Return all the entries exactly, keeping pictures out.

— BEGIN Source records —

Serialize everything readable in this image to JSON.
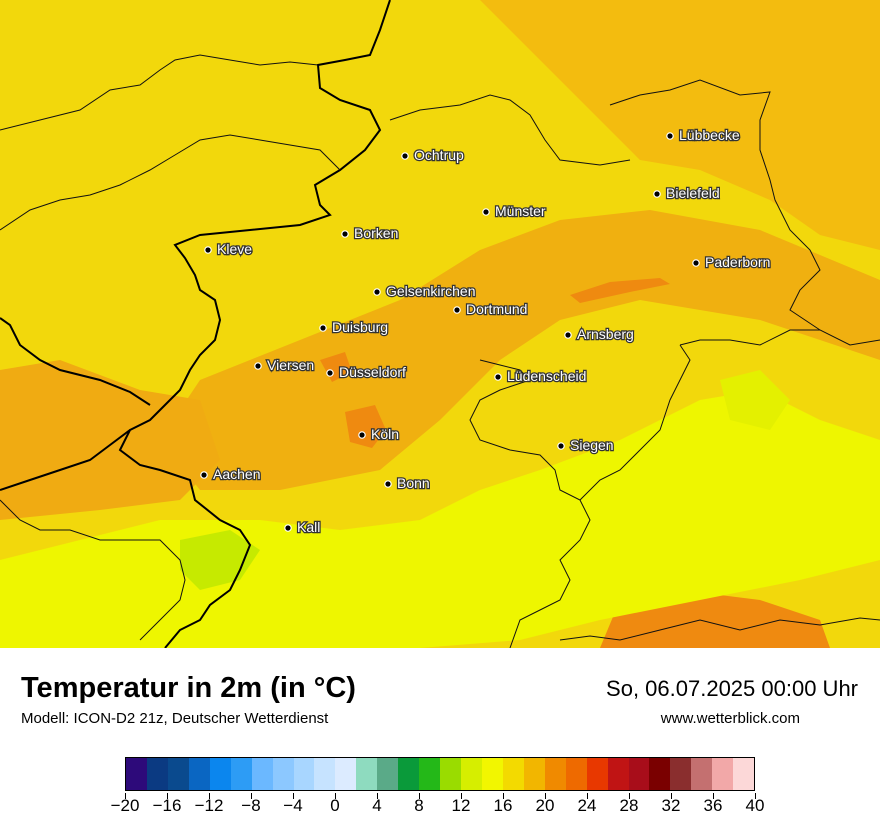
{
  "header": {
    "title": "Temperatur in 2m (in °C)",
    "subtitle": "Modell: ICON-D2 21z, Deutscher Wetterdienst",
    "datetime": "So, 06.07.2025 00:00 Uhr",
    "website": "www.wetterblick.com"
  },
  "cities": [
    {
      "name": "Lübbecke"
    },
    {
      "name": "Ochtrup"
    },
    {
      "name": "Bielefeld"
    },
    {
      "name": "Münster"
    },
    {
      "name": "Borken"
    },
    {
      "name": "Kleve"
    },
    {
      "name": "Paderborn"
    },
    {
      "name": "Gelsenkirchen"
    },
    {
      "name": "Dortmund"
    },
    {
      "name": "Duisburg"
    },
    {
      "name": "Arnsberg"
    },
    {
      "name": "Viersen"
    },
    {
      "name": "Düsseldorf"
    },
    {
      "name": "Lüdenscheid"
    },
    {
      "name": "Köln"
    },
    {
      "name": "Siegen"
    },
    {
      "name": "Aachen"
    },
    {
      "name": "Bonn"
    },
    {
      "name": "Kall"
    }
  ],
  "legend": {
    "ticks": [
      "−20",
      "−16",
      "−12",
      "−8",
      "−4",
      "0",
      "4",
      "8",
      "12",
      "16",
      "20",
      "24",
      "28",
      "32",
      "36",
      "40"
    ],
    "colors": [
      "#2d0a7a",
      "#0b3a82",
      "#0a4a8e",
      "#0a66c2",
      "#0b86ee",
      "#2d9cf5",
      "#6bb8ff",
      "#8cc8ff",
      "#a8d6ff",
      "#c6e3ff",
      "#dcebff",
      "#8edbbf",
      "#5aaa88",
      "#0a9a3a",
      "#24b818",
      "#9adc00",
      "#d6ee00",
      "#f2f600",
      "#f3da00",
      "#f2b600",
      "#f08a00",
      "#ee6a00",
      "#e83800",
      "#c01414",
      "#a80d1a",
      "#7a0000",
      "#8a2e2e",
      "#c47070",
      "#f2a8a8",
      "#fcd8d8"
    ]
  }
}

— END Source records —

Result ▸
Serialize everything readable in this image to JSON.
{
  "header": {
    "title": "Temperatur in 2m (in °C)",
    "subtitle": "Modell: ICON-D2 21z, Deutscher Wetterdienst",
    "datetime": "So, 06.07.2025 00:00 Uhr",
    "website": "www.wetterblick.com"
  },
  "cities": [
    {
      "name": "Lübbecke"
    },
    {
      "name": "Ochtrup"
    },
    {
      "name": "Bielefeld"
    },
    {
      "name": "Münster"
    },
    {
      "name": "Borken"
    },
    {
      "name": "Kleve"
    },
    {
      "name": "Paderborn"
    },
    {
      "name": "Gelsenkirchen"
    },
    {
      "name": "Dortmund"
    },
    {
      "name": "Duisburg"
    },
    {
      "name": "Arnsberg"
    },
    {
      "name": "Viersen"
    },
    {
      "name": "Düsseldorf"
    },
    {
      "name": "Lüdenscheid"
    },
    {
      "name": "Köln"
    },
    {
      "name": "Siegen"
    },
    {
      "name": "Aachen"
    },
    {
      "name": "Bonn"
    },
    {
      "name": "Kall"
    }
  ],
  "legend": {
    "ticks": [
      "−20",
      "−16",
      "−12",
      "−8",
      "−4",
      "0",
      "4",
      "8",
      "12",
      "16",
      "20",
      "24",
      "28",
      "32",
      "36",
      "40"
    ],
    "colors": [
      "#2d0a7a",
      "#0b3a82",
      "#0a4a8e",
      "#0a66c2",
      "#0b86ee",
      "#2d9cf5",
      "#6bb8ff",
      "#8cc8ff",
      "#a8d6ff",
      "#c6e3ff",
      "#dcebff",
      "#8edbbf",
      "#5aaa88",
      "#0a9a3a",
      "#24b818",
      "#9adc00",
      "#d6ee00",
      "#f2f600",
      "#f3da00",
      "#f2b600",
      "#f08a00",
      "#ee6a00",
      "#e83800",
      "#c01414",
      "#a80d1a",
      "#7a0000",
      "#8a2e2e",
      "#c47070",
      "#f2a8a8",
      "#fcd8d8"
    ]
  }
}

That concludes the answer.